| SHORT EXERCISE |
Filter the listing below, copying every line in which the word "xlabel" appears.

| MATERIAL |
***
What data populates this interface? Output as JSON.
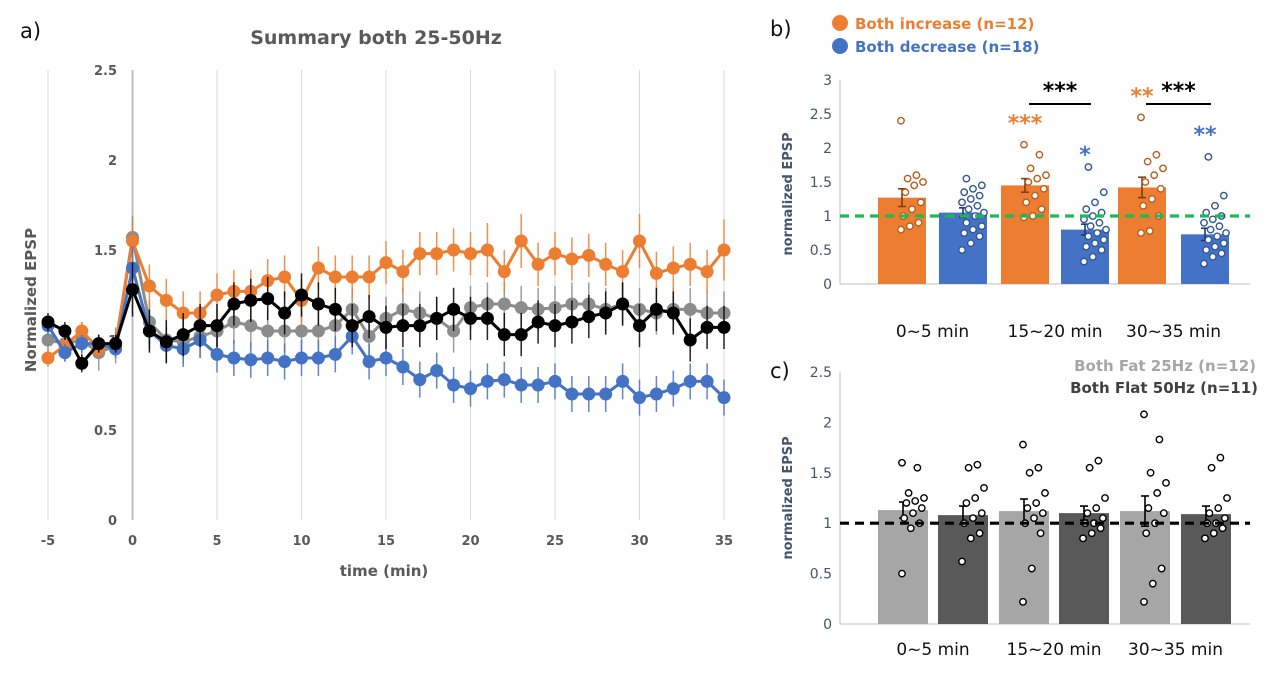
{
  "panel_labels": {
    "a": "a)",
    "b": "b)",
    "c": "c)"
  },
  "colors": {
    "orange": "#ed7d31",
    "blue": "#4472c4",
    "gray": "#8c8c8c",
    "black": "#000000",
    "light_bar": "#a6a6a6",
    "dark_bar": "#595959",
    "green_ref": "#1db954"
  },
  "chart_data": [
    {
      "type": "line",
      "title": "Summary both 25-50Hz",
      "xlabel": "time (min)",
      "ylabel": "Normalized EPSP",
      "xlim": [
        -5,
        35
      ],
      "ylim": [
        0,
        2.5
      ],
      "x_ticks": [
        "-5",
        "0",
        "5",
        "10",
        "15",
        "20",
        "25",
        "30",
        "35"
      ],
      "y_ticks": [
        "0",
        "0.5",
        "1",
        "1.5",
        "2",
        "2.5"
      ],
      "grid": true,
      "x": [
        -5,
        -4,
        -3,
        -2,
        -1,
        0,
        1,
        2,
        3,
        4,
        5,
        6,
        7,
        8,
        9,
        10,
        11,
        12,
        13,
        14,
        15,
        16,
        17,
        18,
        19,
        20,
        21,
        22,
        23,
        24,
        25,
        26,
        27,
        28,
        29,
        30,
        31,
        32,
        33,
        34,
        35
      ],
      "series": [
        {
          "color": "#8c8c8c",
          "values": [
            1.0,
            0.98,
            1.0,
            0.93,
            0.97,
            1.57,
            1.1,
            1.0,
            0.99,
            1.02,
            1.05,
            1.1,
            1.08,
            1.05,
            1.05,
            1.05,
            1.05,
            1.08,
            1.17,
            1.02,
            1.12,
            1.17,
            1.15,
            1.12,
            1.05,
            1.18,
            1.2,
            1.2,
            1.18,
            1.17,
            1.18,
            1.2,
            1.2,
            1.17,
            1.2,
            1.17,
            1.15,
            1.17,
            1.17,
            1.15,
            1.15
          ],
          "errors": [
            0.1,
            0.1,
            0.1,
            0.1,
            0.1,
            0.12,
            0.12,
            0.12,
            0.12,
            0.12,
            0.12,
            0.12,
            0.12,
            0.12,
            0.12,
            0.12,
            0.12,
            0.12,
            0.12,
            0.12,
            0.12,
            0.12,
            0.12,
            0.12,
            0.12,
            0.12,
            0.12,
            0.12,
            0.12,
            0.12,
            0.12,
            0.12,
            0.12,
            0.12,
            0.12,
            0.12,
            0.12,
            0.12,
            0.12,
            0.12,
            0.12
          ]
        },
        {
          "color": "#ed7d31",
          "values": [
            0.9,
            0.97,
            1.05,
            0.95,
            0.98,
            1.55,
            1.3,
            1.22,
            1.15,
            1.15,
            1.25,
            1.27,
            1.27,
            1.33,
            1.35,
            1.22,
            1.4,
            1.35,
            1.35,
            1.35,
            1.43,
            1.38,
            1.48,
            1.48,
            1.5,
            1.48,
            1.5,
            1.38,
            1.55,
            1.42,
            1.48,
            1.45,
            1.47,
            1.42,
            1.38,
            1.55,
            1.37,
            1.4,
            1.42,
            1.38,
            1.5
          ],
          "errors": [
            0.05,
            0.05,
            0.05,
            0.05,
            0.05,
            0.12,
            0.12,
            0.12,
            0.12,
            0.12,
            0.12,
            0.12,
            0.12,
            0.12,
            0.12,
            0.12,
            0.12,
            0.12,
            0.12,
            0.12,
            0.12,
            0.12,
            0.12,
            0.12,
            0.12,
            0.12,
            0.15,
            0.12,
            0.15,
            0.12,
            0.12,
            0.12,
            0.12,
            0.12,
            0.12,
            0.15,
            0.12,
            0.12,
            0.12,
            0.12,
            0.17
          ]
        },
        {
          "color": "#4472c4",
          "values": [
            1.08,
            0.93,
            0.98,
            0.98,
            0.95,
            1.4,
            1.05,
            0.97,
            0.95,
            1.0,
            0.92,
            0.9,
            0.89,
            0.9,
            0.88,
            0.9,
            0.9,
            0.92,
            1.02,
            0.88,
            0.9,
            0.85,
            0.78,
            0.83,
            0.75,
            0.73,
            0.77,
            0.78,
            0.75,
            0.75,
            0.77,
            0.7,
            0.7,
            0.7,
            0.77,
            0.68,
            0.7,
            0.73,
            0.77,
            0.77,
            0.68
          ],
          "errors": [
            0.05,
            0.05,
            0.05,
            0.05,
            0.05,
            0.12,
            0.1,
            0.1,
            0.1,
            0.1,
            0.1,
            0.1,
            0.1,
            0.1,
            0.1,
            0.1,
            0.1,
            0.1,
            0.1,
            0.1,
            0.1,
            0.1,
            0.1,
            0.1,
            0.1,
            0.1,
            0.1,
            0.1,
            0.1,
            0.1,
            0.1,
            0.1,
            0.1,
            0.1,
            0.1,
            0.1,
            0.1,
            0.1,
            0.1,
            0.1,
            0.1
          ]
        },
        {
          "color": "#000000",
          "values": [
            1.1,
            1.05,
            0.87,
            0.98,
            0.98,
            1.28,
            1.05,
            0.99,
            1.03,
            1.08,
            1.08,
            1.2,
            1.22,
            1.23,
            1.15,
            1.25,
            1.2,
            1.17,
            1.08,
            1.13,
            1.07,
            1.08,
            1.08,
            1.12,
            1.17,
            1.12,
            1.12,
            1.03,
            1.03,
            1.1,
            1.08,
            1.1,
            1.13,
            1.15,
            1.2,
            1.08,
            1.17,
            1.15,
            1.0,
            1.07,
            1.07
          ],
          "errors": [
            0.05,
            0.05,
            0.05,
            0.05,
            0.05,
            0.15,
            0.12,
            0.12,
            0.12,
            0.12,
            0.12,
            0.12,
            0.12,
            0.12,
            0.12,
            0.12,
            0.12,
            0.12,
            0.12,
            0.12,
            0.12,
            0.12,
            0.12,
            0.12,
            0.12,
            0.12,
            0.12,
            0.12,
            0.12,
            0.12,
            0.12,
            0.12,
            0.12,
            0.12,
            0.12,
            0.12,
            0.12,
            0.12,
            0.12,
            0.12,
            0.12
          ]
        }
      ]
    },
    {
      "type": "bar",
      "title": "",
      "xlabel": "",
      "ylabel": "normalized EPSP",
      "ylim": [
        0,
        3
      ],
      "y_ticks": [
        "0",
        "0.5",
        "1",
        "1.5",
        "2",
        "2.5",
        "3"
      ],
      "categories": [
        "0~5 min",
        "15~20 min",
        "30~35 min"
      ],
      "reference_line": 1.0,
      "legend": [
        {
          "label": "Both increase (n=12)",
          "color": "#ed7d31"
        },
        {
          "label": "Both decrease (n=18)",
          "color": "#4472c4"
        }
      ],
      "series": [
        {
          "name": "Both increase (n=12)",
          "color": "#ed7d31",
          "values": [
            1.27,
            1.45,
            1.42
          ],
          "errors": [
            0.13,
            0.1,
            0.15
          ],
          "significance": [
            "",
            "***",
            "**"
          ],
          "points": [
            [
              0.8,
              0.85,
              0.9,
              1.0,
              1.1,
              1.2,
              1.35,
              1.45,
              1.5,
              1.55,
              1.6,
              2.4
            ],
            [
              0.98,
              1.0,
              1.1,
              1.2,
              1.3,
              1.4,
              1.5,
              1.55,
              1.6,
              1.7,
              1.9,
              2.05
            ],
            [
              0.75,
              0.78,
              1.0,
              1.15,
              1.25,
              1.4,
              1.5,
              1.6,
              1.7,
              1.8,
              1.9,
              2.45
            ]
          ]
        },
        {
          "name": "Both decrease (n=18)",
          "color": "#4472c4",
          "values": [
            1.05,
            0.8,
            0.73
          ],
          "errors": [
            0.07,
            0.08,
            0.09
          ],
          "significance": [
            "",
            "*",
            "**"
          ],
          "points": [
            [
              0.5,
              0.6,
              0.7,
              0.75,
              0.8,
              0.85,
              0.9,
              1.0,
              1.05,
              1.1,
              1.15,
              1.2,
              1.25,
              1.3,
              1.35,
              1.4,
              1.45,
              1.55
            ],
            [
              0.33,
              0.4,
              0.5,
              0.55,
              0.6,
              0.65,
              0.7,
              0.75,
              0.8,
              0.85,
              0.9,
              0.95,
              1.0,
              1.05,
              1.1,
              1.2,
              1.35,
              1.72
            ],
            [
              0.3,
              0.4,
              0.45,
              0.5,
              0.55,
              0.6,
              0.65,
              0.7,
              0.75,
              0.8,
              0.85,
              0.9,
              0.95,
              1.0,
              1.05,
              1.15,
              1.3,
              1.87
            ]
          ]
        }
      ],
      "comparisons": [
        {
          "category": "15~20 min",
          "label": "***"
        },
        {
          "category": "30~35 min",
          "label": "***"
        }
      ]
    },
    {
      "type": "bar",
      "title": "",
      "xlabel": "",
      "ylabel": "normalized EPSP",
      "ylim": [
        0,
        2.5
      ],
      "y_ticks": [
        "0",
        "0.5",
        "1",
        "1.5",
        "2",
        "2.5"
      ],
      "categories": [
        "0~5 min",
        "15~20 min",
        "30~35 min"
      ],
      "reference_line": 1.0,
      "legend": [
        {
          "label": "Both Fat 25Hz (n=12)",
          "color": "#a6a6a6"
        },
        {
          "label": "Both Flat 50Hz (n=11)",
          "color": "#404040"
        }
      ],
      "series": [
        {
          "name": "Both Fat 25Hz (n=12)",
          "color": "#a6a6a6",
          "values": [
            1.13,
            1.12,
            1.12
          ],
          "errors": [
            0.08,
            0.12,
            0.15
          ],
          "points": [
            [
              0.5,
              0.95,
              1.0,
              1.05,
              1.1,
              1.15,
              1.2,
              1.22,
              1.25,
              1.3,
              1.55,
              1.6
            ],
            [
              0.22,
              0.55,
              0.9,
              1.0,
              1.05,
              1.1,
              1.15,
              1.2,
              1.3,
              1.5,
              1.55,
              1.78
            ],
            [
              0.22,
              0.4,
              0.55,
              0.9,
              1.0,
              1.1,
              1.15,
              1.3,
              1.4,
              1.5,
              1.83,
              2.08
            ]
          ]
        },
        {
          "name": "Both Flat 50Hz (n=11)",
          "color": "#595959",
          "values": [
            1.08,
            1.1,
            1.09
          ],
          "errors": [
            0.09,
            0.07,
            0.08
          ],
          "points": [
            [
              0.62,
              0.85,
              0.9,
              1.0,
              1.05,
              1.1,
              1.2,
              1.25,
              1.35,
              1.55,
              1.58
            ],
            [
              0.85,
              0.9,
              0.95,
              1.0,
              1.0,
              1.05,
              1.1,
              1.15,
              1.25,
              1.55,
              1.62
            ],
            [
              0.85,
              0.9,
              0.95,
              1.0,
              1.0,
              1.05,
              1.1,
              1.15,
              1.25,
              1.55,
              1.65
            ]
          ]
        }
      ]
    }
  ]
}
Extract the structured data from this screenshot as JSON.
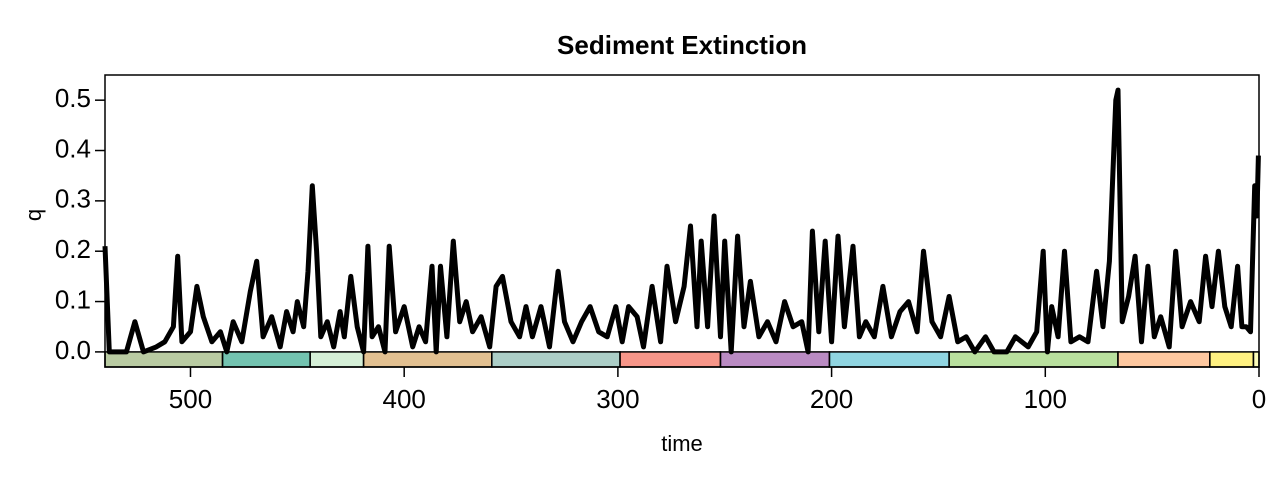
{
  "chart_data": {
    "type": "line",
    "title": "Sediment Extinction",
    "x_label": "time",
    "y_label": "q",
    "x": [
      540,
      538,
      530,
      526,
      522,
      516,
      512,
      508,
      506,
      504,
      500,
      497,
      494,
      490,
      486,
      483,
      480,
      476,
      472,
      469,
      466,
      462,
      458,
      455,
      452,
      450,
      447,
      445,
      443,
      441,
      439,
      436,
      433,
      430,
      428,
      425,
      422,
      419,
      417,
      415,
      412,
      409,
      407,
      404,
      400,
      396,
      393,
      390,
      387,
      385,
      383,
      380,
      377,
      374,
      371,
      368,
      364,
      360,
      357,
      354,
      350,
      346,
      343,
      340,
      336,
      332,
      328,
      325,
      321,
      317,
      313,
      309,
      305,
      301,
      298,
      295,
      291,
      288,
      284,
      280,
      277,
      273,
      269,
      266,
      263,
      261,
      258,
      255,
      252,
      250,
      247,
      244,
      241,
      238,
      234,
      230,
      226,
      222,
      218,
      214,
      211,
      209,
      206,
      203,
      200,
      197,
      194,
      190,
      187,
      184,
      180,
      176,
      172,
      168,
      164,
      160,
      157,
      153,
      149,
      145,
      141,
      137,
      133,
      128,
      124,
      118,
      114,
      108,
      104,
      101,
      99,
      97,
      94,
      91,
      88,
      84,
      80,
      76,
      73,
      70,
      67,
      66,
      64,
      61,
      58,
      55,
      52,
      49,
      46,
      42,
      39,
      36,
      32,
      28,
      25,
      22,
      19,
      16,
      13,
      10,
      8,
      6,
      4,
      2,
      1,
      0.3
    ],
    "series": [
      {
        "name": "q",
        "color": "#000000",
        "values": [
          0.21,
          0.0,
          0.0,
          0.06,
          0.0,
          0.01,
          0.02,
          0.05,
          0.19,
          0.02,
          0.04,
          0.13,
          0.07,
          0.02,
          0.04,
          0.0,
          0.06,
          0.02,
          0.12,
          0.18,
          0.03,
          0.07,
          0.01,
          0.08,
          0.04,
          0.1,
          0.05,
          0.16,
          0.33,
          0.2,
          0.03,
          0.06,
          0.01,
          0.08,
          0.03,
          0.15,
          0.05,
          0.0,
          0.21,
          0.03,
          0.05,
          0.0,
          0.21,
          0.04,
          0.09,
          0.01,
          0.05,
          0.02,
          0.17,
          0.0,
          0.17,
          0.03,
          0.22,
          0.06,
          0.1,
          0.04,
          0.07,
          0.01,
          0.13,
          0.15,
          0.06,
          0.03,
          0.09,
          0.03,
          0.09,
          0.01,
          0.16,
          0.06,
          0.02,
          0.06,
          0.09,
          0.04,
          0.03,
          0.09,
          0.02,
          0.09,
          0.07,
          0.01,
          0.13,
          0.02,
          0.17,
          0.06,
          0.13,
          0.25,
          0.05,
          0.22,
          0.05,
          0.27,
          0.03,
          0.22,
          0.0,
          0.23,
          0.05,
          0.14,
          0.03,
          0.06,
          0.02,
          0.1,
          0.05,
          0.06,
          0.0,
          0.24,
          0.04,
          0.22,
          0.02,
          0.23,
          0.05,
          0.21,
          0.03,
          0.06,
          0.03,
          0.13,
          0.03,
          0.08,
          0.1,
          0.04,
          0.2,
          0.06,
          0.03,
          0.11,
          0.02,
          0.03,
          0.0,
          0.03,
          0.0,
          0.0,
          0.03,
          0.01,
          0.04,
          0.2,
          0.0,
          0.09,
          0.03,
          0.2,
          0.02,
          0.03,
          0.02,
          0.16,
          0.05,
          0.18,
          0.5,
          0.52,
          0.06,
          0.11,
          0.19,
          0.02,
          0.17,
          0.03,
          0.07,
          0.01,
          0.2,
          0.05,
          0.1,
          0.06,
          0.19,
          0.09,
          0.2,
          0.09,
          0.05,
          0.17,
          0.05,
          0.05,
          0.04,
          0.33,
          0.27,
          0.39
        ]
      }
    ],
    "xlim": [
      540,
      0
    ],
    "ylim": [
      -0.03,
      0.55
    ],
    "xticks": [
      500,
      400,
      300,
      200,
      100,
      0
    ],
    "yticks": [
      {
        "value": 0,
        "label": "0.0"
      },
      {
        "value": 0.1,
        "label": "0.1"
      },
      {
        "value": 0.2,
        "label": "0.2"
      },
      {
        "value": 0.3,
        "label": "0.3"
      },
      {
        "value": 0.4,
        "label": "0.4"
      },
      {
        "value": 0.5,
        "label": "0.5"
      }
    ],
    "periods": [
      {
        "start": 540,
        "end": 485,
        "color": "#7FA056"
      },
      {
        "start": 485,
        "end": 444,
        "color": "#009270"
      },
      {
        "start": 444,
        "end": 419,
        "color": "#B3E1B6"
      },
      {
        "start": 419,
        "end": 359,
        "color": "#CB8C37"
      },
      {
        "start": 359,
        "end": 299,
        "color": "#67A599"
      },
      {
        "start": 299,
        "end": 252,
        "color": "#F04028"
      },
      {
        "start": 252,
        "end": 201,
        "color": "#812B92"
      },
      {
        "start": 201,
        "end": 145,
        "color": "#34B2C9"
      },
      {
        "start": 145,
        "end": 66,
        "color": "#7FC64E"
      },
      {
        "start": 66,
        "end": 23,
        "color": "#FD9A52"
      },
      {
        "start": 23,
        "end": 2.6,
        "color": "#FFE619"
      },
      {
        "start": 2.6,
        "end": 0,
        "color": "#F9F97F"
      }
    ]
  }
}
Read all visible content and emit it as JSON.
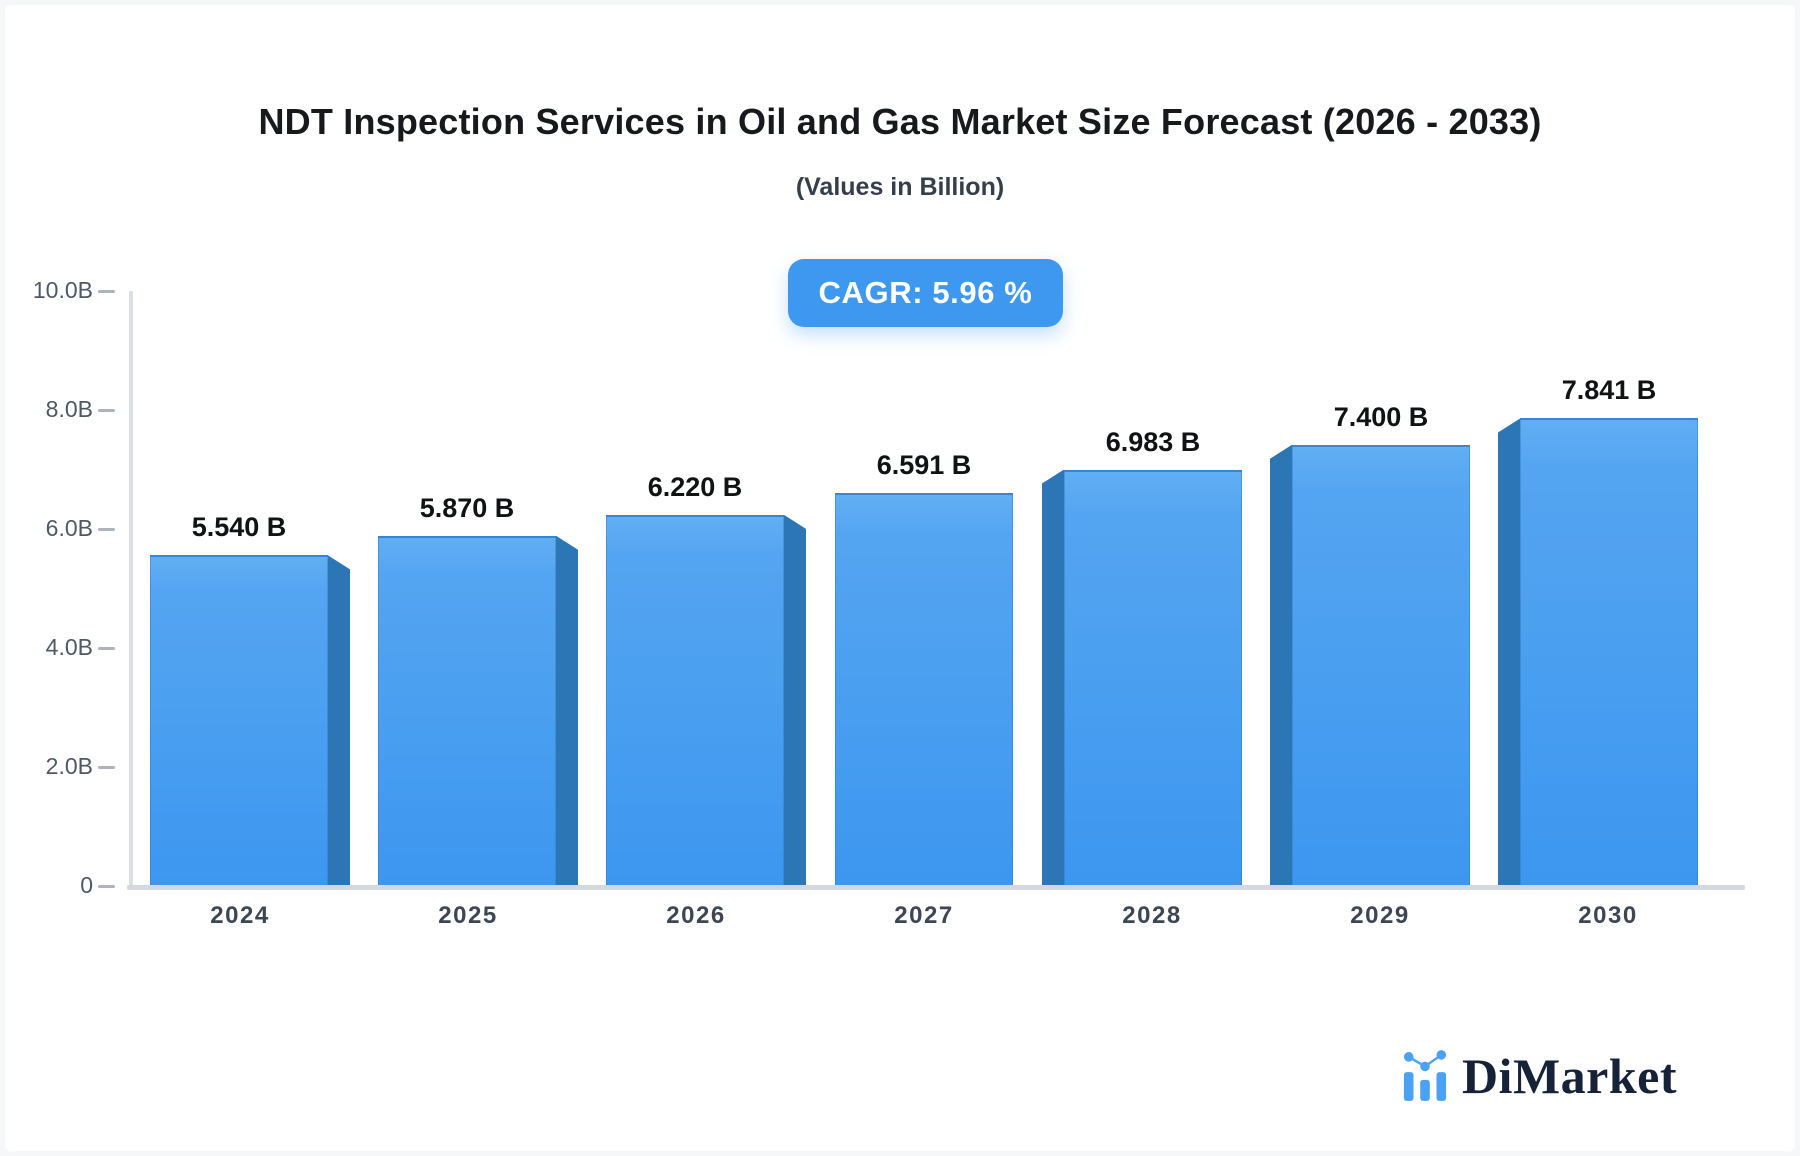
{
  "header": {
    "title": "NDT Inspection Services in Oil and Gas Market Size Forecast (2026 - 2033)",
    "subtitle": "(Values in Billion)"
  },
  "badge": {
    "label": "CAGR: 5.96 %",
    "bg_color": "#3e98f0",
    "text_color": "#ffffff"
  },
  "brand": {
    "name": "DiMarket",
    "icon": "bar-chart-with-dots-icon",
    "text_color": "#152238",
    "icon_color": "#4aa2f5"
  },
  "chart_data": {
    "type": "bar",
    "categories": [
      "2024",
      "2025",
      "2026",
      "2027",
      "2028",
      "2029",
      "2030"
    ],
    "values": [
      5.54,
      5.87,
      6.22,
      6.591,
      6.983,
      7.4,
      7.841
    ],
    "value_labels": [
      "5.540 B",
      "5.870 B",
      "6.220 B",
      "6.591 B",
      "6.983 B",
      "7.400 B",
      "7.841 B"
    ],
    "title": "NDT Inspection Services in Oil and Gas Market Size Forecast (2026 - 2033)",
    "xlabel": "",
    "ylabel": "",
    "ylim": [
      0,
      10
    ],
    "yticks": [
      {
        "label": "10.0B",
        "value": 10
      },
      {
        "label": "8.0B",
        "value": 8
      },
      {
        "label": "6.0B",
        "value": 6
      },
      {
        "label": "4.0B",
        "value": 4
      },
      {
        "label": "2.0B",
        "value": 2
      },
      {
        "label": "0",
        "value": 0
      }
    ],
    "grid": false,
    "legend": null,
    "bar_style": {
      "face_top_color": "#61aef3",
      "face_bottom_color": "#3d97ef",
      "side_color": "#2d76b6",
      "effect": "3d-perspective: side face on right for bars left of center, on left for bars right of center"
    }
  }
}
***
| THE SOLUTION |
      "xlabel": "time (min)",
      "xlabel": "",
      "xlabel": "",
    "xlabel": "",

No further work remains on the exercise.